Lines of data -
++++++++++

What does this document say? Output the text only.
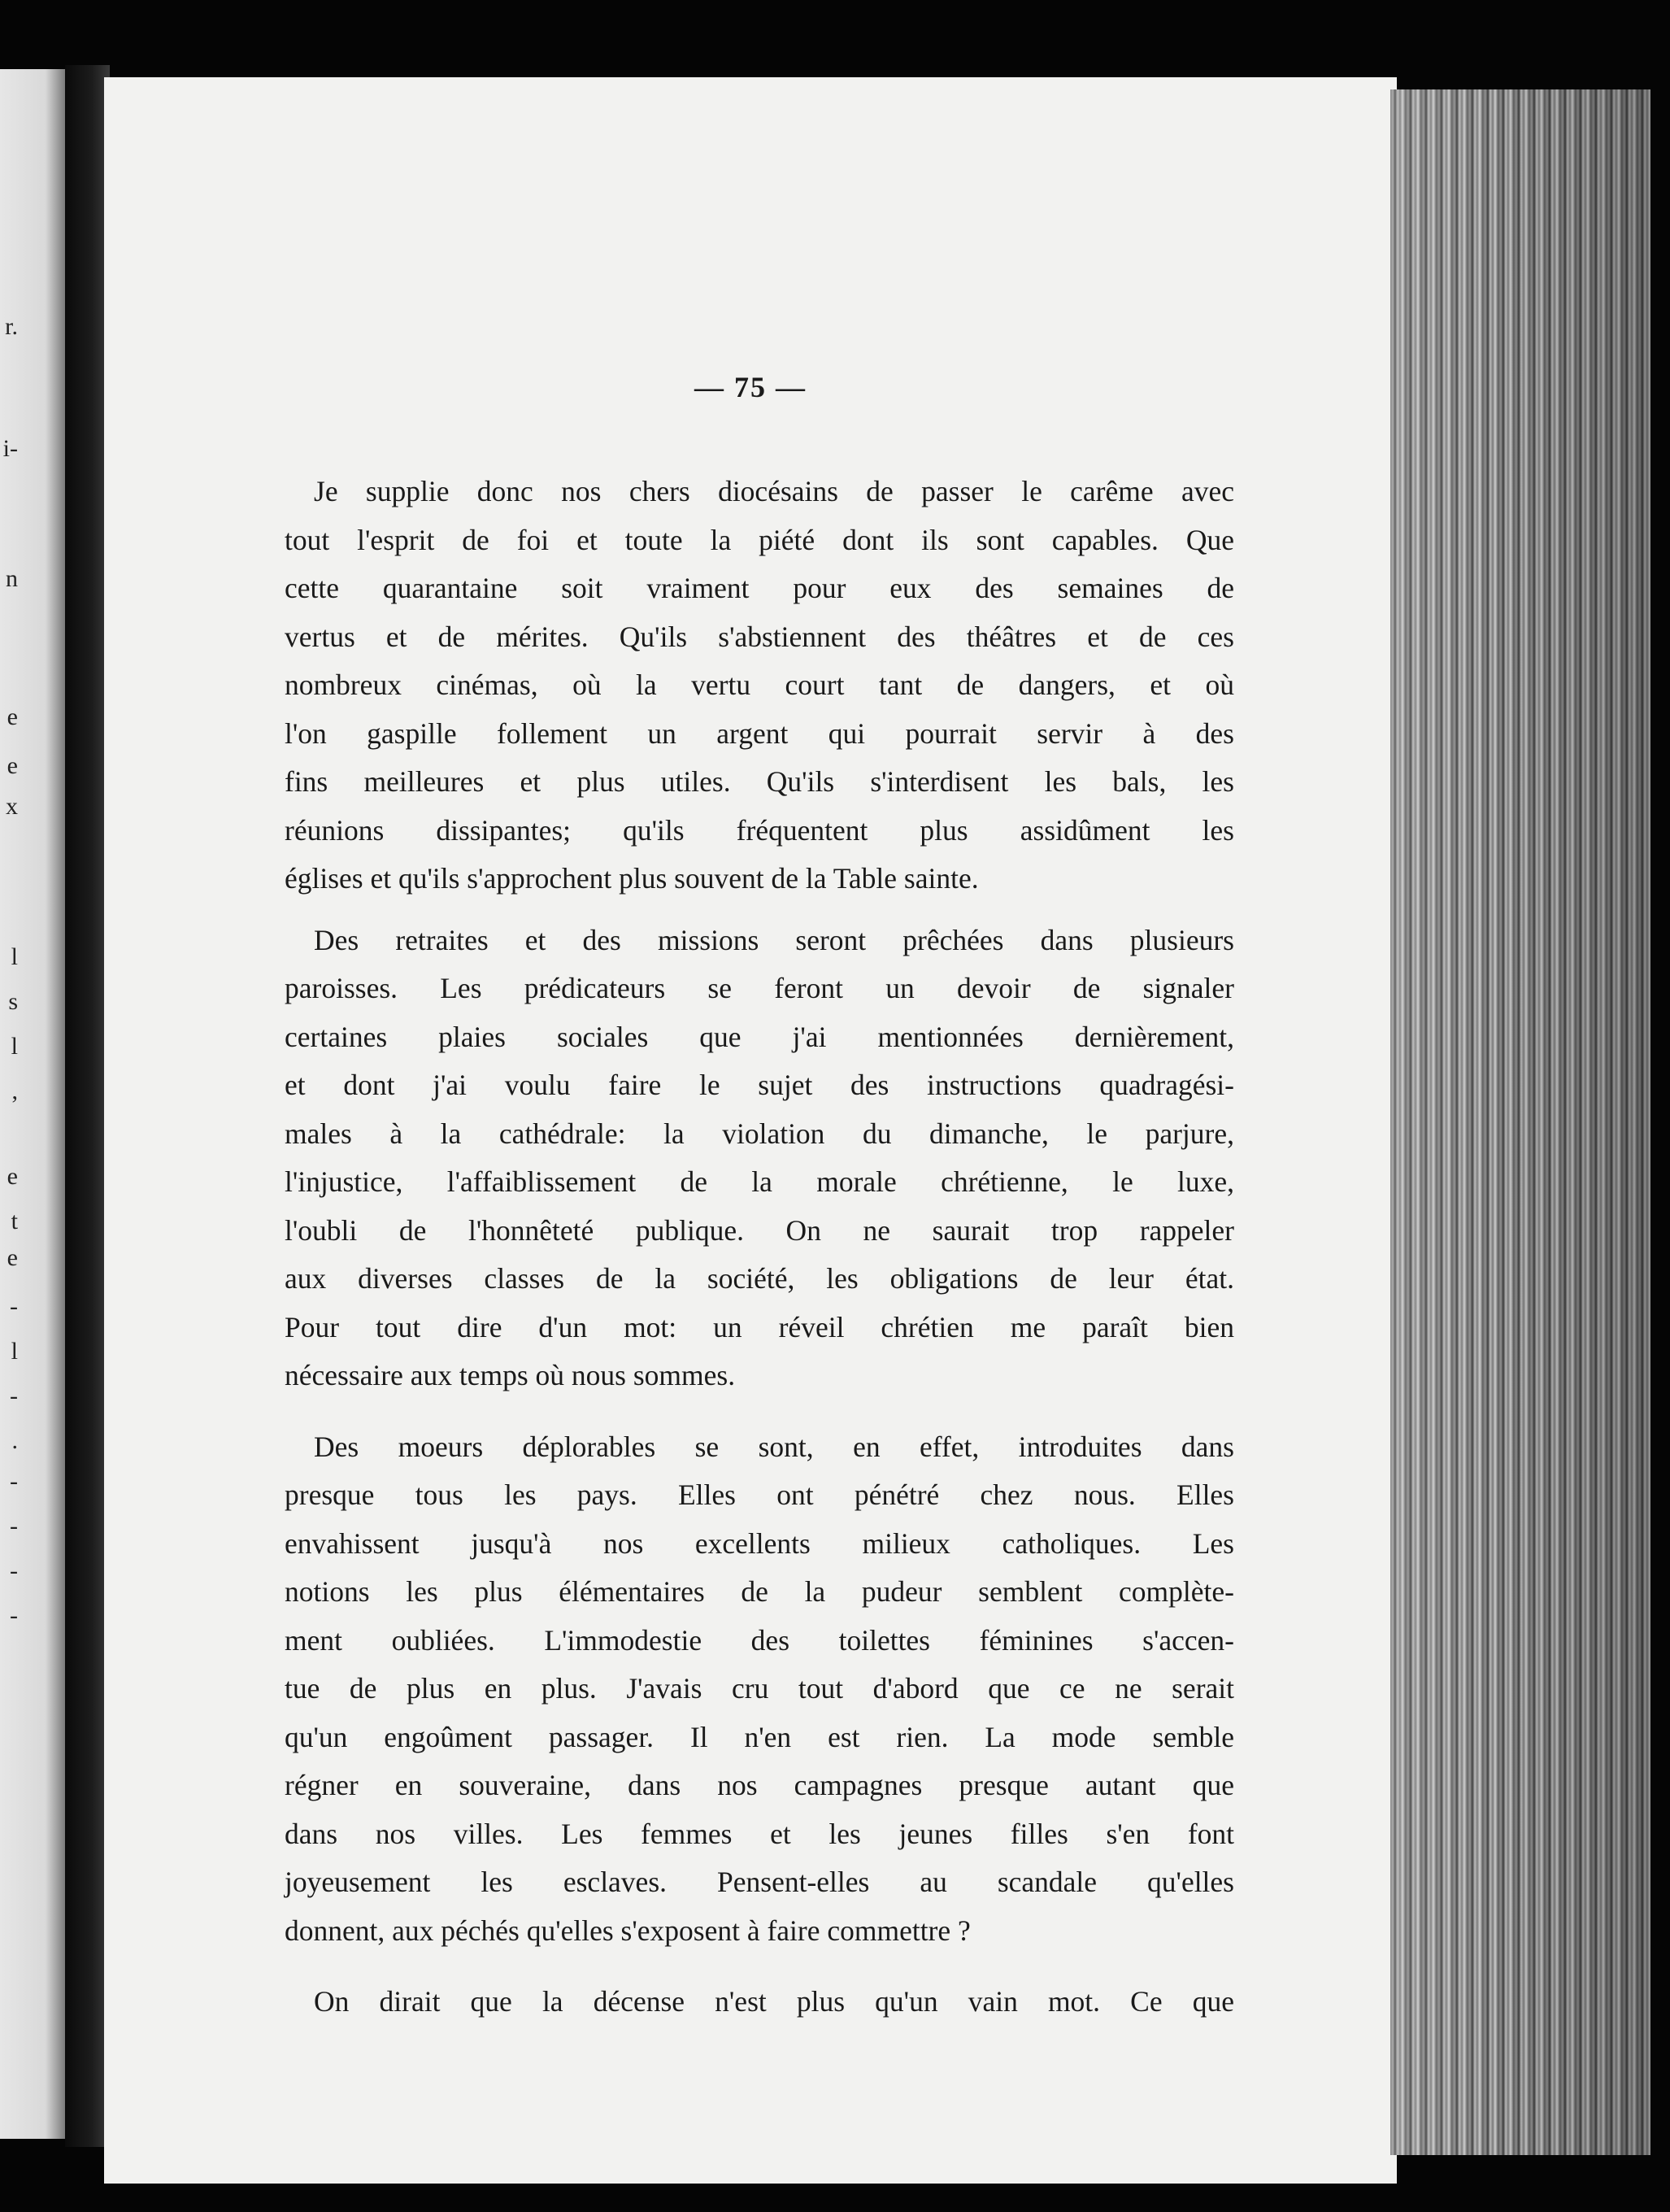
r.
i-
n
e
e
x
l
s
l
,
e
t
e
-
l
-
.
-
-
-
-
— 75 —
Je supplie donc nos chers diocésains de passer le carême avec
tout l'esprit de foi et toute la piété dont ils sont capables. Que
cette quarantaine soit vraiment pour eux des semaines de
vertus et de mérites. Qu'ils s'abstiennent des théâtres et de ces
nombreux cinémas, où la vertu court tant de dangers, et où
l'on gaspille follement un argent qui pourrait servir à des
fins meilleures et plus utiles. Qu'ils s'interdisent les bals, les
réunions dissipantes; qu'ils fréquentent plus assidûment les
églises et qu'ils s'approchent plus souvent de la Table sainte.
Des retraites et des missions seront prêchées dans plusieurs
paroisses. Les prédicateurs se feront un devoir de signaler
certaines plaies sociales que j'ai mentionnées dernièrement,
et dont j'ai voulu faire le sujet des instructions quadragési-
males à la cathédrale: la violation du dimanche, le parjure,
l'injustice, l'affaiblissement de la morale chrétienne, le luxe,
l'oubli de l'honnêteté publique. On ne saurait trop rappeler
aux diverses classes de la société, les obligations de leur état.
Pour tout dire d'un mot: un réveil chrétien me paraît bien
nécessaire aux temps où nous sommes.
Des moeurs déplorables se sont, en effet, introduites dans
presque tous les pays. Elles ont pénétré chez nous. Elles
envahissent jusqu'à nos excellents milieux catholiques. Les
notions les plus élémentaires de la pudeur semblent complète-
ment oubliées. L'immodestie des toilettes féminines s'accen-
tue de plus en plus. J'avais cru tout d'abord que ce ne serait
qu'un engoûment passager. Il n'en est rien. La mode semble
régner en souveraine, dans nos campagnes presque autant que
dans nos villes. Les femmes et les jeunes filles s'en font
joyeusement les esclaves. Pensent-elles au scandale qu'elles
donnent, aux péchés qu'elles s'exposent à faire commettre ?
On dirait que la décense n'est plus qu'un vain mot. Ce que
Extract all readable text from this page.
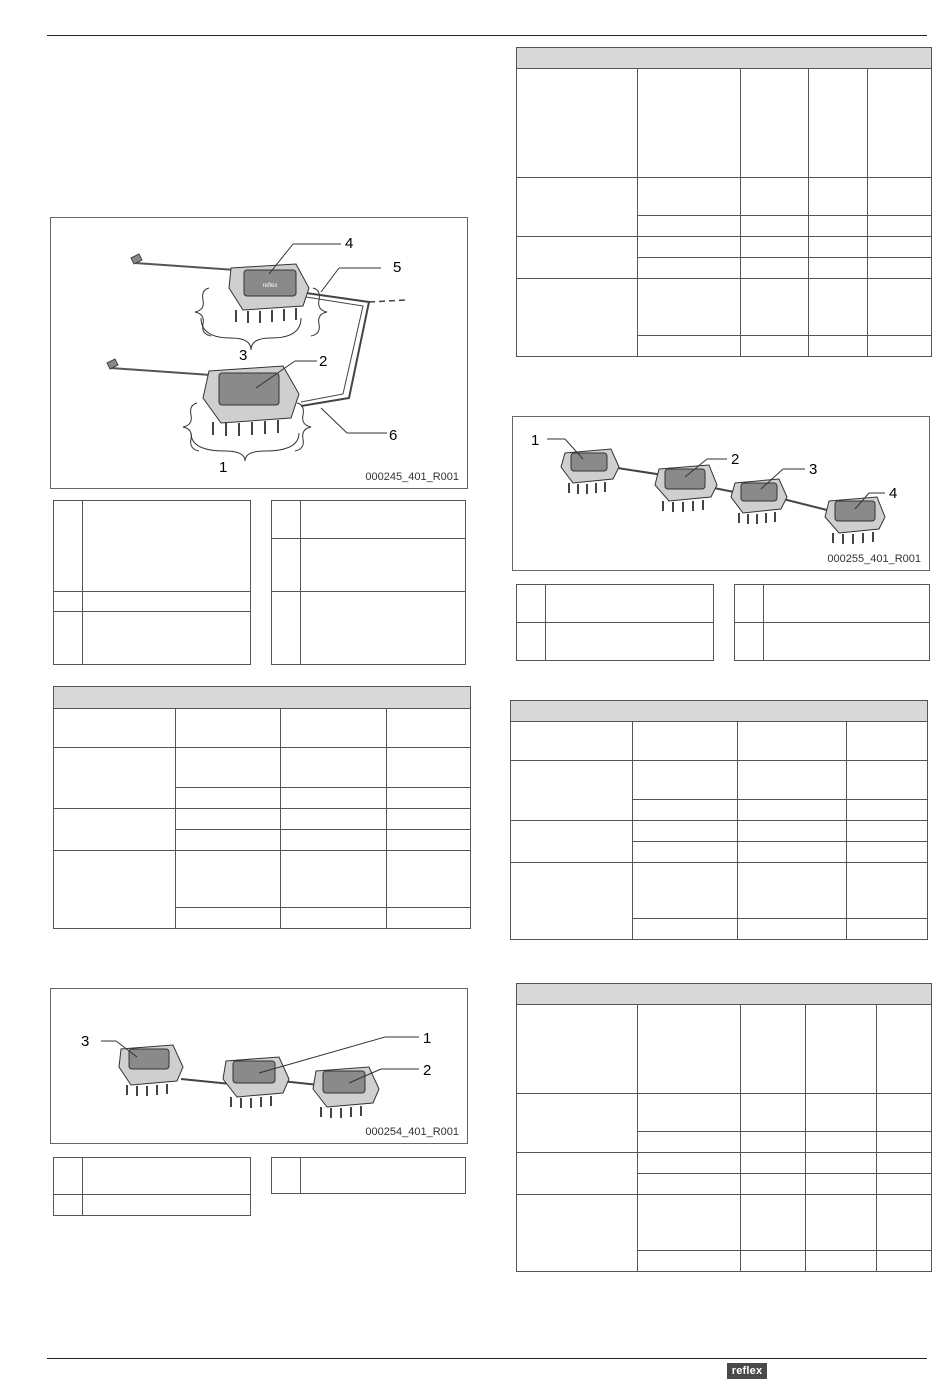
reflex
4
5
3	2
6
1
000245_401_R001

3	1
2
000254_401_R001

1
2
3
4
000255_401_R001

reflex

++++++++++

WHAT YOU WILL DO -
Exactly as they appear, repeat the lines from the one containing "Extract all readable text from this page." through the last line of the entries, counting both ends. Pictures stay out.

THE ANSWER -
Extract all readable text from this page.
reflex
4
5
3	2
6
1
000245_401_R001

3	1
2
000254_401_R001

1
2
3
4
000255_401_R001

reflex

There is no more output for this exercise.